Stored dataset items
____________________

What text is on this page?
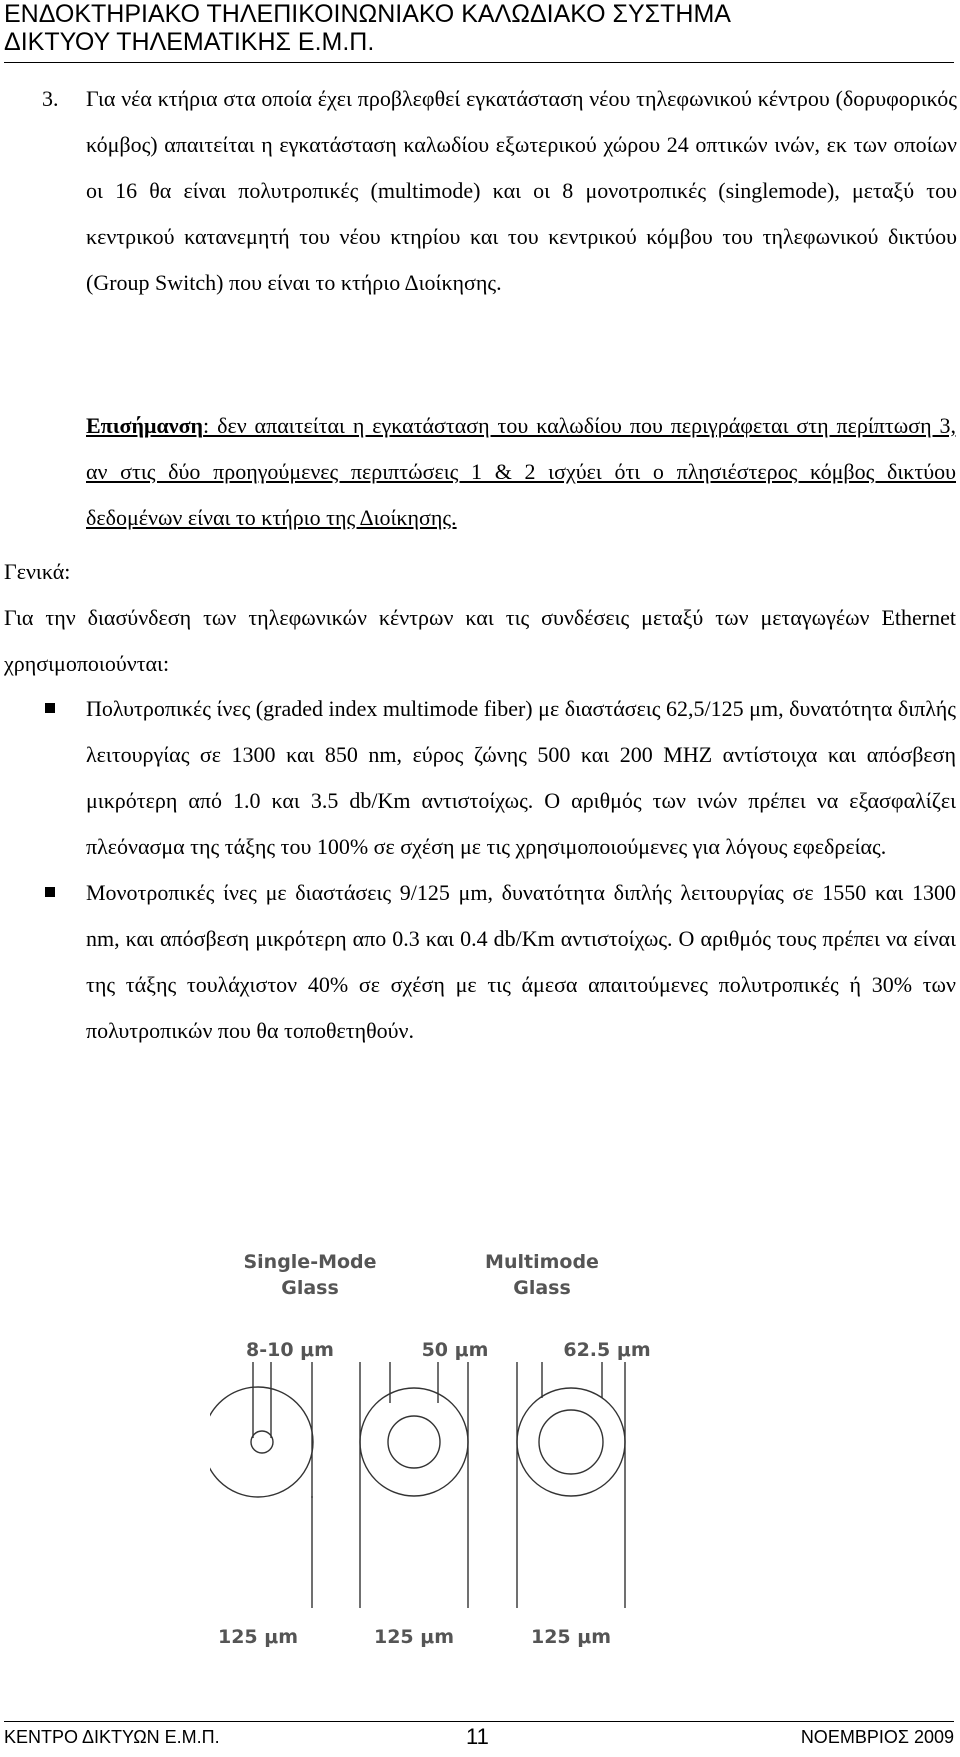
ΕΝΔΟΚΤΗΡΙΑΚΟ ΤΗΛΕΠΙΚΟΙΝΩΝΙΑΚΟ ΚΑΛΩΔΙΑΚΟ ΣΥΣΤΗΜΑ
ΔΙΚΤΥΟΥ ΤΗΛΕΜΑΤΙΚΗΣ Ε.Μ.Π.
3. Για νέα κτήρια στα οποία έχει προβλεφθεί εγκατάσταση νέου τηλεφωνικού κέντρου (δορυφορικός κόμβος) απαιτείται η εγκατάσταση καλωδίου εξωτερικού χώρου 24 οπτικών ινών, εκ των οποίων οι 16 θα είναι πολυτροπικές (multimode) και οι 8 μονοτροπικές (singlemode), μεταξύ του κεντρικού κατανεμητή του νέου κτηρίου και του κεντρικού κόμβου του τηλεφωνικού δικτύου (Group Switch) που είναι το κτήριο Διοίκησης.
Επισήμανση: δεν απαιτείται η εγκατάσταση του καλωδίου που περιγράφεται στη περίπτωση 3, αν στις δύο προηγούμενες περιπτώσεις 1 & 2 ισχύει ότι ο πλησιέστερος κόμβος δικτύου δεδομένων είναι το κτήριο της Διοίκησης.
Γενικά:
Για την διασύνδεση των τηλεφωνικών κέντρων και τις συνδέσεις μεταξύ των μεταγωγέων Ethernet χρησιμοποιούνται:
Πολυτροπικές ίνες (graded index multimode fiber) με διαστάσεις 62,5/125 μm, δυνατότητα διπλής λειτουργίας σε 1300 και 850 nm, εύρος ζώνης 500 και 200 MHZ αντίστοιχα και απόσβεση μικρότερη από 1.0 και 3.5 db/Km αντιστοίχως. Ο αριθμός των ινών πρέπει να εξασφαλίζει πλεόνασμα της τάξης του 100% σε σχέση με τις χρησιμοποιούμενες για λόγους εφεδρείας.
Μονοτροπικές ίνες με διαστάσεις 9/125 μm, δυνατότητα διπλής λειτουργίας σε 1550 και 1300 nm, και απόσβεση μικρότερη απο 0.3 και 0.4 db/Km αντιστοίχως. Ο αριθμός τους πρέπει να είναι της τάξης τουλάχιστον 40% σε σχέση με τις άμεσα απαιτούμενες πολυτροπικές ή 30% των πολυτροπικών που θα τοποθετηθούν.
Single-Mode
Glass
Multimode
Glass
8-10 μm	50 μm	62.5 μm
125 μm	125 μm	125 μm
ΚΕΝΤΡΟ ΔΙΚΤΥΩΝ Ε.Μ.Π.	11	ΝΟΕΜΒΡΙΟΣ 2009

____________________

TASK OBJECTIVE | How many of the lines above hold "Διοίκησης"? Answer with only the number.

RESPONSE FOR THIS EXERCISE | 2